SUPPLIED ENTRIES>
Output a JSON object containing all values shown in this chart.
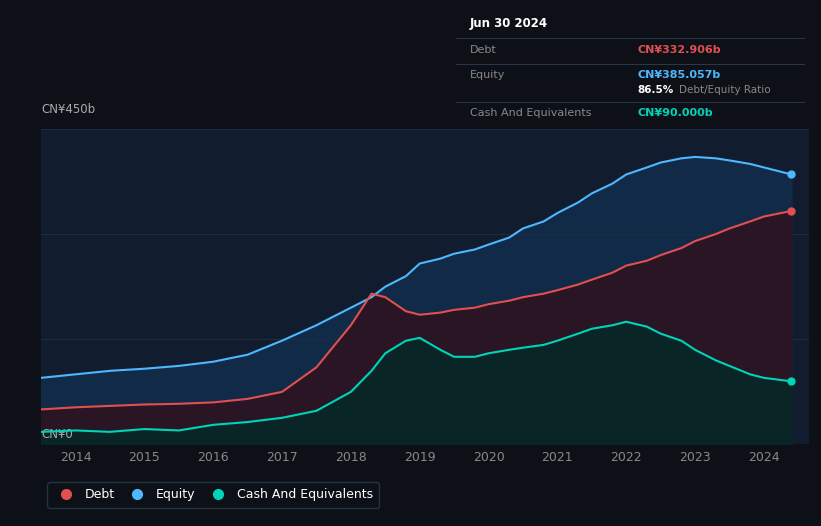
{
  "bg_color": "#0d1117",
  "plot_bg_color": "#111d2e",
  "grid_color": "#1e2d3d",
  "years": [
    2013.5,
    2014.0,
    2014.5,
    2015.0,
    2015.5,
    2016.0,
    2016.5,
    2017.0,
    2017.5,
    2018.0,
    2018.3,
    2018.5,
    2018.8,
    2019.0,
    2019.3,
    2019.5,
    2019.8,
    2020.0,
    2020.3,
    2020.5,
    2020.8,
    2021.0,
    2021.3,
    2021.5,
    2021.8,
    2022.0,
    2022.3,
    2022.5,
    2022.8,
    2023.0,
    2023.3,
    2023.5,
    2023.8,
    2024.0,
    2024.4
  ],
  "debt": [
    50,
    53,
    55,
    57,
    58,
    60,
    65,
    75,
    110,
    170,
    215,
    210,
    190,
    185,
    188,
    192,
    195,
    200,
    205,
    210,
    215,
    220,
    228,
    235,
    245,
    255,
    262,
    270,
    280,
    290,
    300,
    308,
    318,
    325,
    333
  ],
  "equity": [
    95,
    100,
    105,
    108,
    112,
    118,
    128,
    148,
    170,
    195,
    210,
    225,
    240,
    258,
    265,
    272,
    278,
    285,
    295,
    308,
    318,
    330,
    345,
    358,
    372,
    385,
    395,
    402,
    408,
    410,
    408,
    405,
    400,
    395,
    385
  ],
  "cash": [
    18,
    20,
    18,
    22,
    20,
    28,
    32,
    38,
    48,
    75,
    105,
    130,
    148,
    152,
    135,
    125,
    125,
    130,
    135,
    138,
    142,
    148,
    158,
    165,
    170,
    175,
    168,
    158,
    148,
    135,
    120,
    112,
    100,
    95,
    90
  ],
  "debt_color": "#e05050",
  "equity_color": "#4db8ff",
  "cash_color": "#00d4b8",
  "ylim": [
    0,
    450
  ],
  "xlim": [
    2013.5,
    2024.65
  ],
  "xtick_labels": [
    "2014",
    "2015",
    "2016",
    "2017",
    "2018",
    "2019",
    "2020",
    "2021",
    "2022",
    "2023",
    "2024"
  ],
  "xtick_vals": [
    2014,
    2015,
    2016,
    2017,
    2018,
    2019,
    2020,
    2021,
    2022,
    2023,
    2024
  ],
  "legend_items": [
    "Debt",
    "Equity",
    "Cash And Equivalents"
  ],
  "legend_colors": [
    "#e05050",
    "#4db8ff",
    "#00d4b8"
  ],
  "tooltip": {
    "title": "Jun 30 2024",
    "debt_label": "Debt",
    "debt_value": "CN¥332.906b",
    "equity_label": "Equity",
    "equity_value": "CN¥385.057b",
    "ratio_value": "86.5%",
    "ratio_label": "Debt/Equity Ratio",
    "cash_label": "Cash And Equivalents",
    "cash_value": "CN¥90.000b"
  }
}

WHAT TO PRODUCE> Restate every record exactly, please; do not copy the pictures.

THE RESULT>
Output a JSON object containing all values shown in this chart.
{
  "bg_color": "#0d1117",
  "plot_bg_color": "#111d2e",
  "grid_color": "#1e2d3d",
  "years": [
    2013.5,
    2014.0,
    2014.5,
    2015.0,
    2015.5,
    2016.0,
    2016.5,
    2017.0,
    2017.5,
    2018.0,
    2018.3,
    2018.5,
    2018.8,
    2019.0,
    2019.3,
    2019.5,
    2019.8,
    2020.0,
    2020.3,
    2020.5,
    2020.8,
    2021.0,
    2021.3,
    2021.5,
    2021.8,
    2022.0,
    2022.3,
    2022.5,
    2022.8,
    2023.0,
    2023.3,
    2023.5,
    2023.8,
    2024.0,
    2024.4
  ],
  "debt": [
    50,
    53,
    55,
    57,
    58,
    60,
    65,
    75,
    110,
    170,
    215,
    210,
    190,
    185,
    188,
    192,
    195,
    200,
    205,
    210,
    215,
    220,
    228,
    235,
    245,
    255,
    262,
    270,
    280,
    290,
    300,
    308,
    318,
    325,
    333
  ],
  "equity": [
    95,
    100,
    105,
    108,
    112,
    118,
    128,
    148,
    170,
    195,
    210,
    225,
    240,
    258,
    265,
    272,
    278,
    285,
    295,
    308,
    318,
    330,
    345,
    358,
    372,
    385,
    395,
    402,
    408,
    410,
    408,
    405,
    400,
    395,
    385
  ],
  "cash": [
    18,
    20,
    18,
    22,
    20,
    28,
    32,
    38,
    48,
    75,
    105,
    130,
    148,
    152,
    135,
    125,
    125,
    130,
    135,
    138,
    142,
    148,
    158,
    165,
    170,
    175,
    168,
    158,
    148,
    135,
    120,
    112,
    100,
    95,
    90
  ],
  "debt_color": "#e05050",
  "equity_color": "#4db8ff",
  "cash_color": "#00d4b8",
  "ylim": [
    0,
    450
  ],
  "xlim": [
    2013.5,
    2024.65
  ],
  "xtick_labels": [
    "2014",
    "2015",
    "2016",
    "2017",
    "2018",
    "2019",
    "2020",
    "2021",
    "2022",
    "2023",
    "2024"
  ],
  "xtick_vals": [
    2014,
    2015,
    2016,
    2017,
    2018,
    2019,
    2020,
    2021,
    2022,
    2023,
    2024
  ],
  "legend_items": [
    "Debt",
    "Equity",
    "Cash And Equivalents"
  ],
  "legend_colors": [
    "#e05050",
    "#4db8ff",
    "#00d4b8"
  ],
  "tooltip": {
    "title": "Jun 30 2024",
    "debt_label": "Debt",
    "debt_value": "CN¥332.906b",
    "equity_label": "Equity",
    "equity_value": "CN¥385.057b",
    "ratio_value": "86.5%",
    "ratio_label": "Debt/Equity Ratio",
    "cash_label": "Cash And Equivalents",
    "cash_value": "CN¥90.000b"
  }
}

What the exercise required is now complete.